_Instructions for the task:_ What is needed is the run of lines from the one with "Transcribe the text in this document." through the close of the data, set down exactly.

Items listed in a dataset:

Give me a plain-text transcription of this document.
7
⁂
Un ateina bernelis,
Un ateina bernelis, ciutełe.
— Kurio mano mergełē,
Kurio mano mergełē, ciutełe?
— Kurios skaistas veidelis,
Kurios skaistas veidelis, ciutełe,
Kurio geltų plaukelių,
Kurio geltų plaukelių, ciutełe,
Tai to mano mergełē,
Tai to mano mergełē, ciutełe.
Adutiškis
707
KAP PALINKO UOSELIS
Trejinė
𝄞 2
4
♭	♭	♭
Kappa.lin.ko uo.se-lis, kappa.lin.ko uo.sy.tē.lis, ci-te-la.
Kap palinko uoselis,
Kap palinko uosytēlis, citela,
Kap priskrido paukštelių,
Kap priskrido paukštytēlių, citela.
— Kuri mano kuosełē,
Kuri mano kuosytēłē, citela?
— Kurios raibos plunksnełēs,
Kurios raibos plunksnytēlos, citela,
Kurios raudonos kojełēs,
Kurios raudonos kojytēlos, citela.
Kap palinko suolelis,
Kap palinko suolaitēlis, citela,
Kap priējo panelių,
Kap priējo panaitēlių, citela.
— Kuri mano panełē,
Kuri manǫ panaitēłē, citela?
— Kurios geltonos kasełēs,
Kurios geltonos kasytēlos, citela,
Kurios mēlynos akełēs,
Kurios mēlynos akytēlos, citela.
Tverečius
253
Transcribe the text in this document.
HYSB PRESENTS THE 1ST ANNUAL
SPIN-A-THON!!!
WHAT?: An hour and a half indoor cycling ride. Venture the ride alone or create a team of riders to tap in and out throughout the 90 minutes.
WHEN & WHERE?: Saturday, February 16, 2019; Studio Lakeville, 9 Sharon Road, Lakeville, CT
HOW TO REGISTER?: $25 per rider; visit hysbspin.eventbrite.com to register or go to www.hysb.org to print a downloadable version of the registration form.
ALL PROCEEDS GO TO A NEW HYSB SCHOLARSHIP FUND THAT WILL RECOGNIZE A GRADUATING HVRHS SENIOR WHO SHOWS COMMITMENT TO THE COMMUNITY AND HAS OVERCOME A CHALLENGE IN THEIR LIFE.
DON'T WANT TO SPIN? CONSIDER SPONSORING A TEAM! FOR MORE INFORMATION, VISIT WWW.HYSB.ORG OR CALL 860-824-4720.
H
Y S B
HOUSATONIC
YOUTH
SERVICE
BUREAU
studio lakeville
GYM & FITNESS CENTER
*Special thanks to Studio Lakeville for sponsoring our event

_The completed task:_
Transcribe the text in this document.
HYSB PRESENTS THE 1ST ANNUAL
SPIN-A-THON!!!
WHAT?: An hour and a half indoor cycling ride. Venture the ride alone or create a team of riders to tap in and out throughout the 90 minutes.
WHEN & WHERE?: Saturday, February 16, 2019; Studio Lakeville, 9 Sharon Road, Lakeville, CT
HOW TO REGISTER?: $25 per rider; visit hysbspin.eventbrite.com to register or go to www.hysb.org to print a downloadable version of the registration form.
ALL PROCEEDS GO TO A NEW HYSB SCHOLARSHIP FUND THAT WILL RECOGNIZE A GRADUATING HVRHS SENIOR WHO SHOWS COMMITMENT TO THE COMMUNITY AND HAS OVERCOME A CHALLENGE IN THEIR LIFE.
DON'T WANT TO SPIN? CONSIDER SPONSORING A TEAM! FOR MORE INFORMATION, VISIT WWW.HYSB.ORG OR CALL 860-824-4720.
H
Y S B
HOUSATONIC
YOUTH
SERVICE
BUREAU
studio lakeville
GYM & FITNESS CENTER
*Special thanks to Studio Lakeville for sponsoring our event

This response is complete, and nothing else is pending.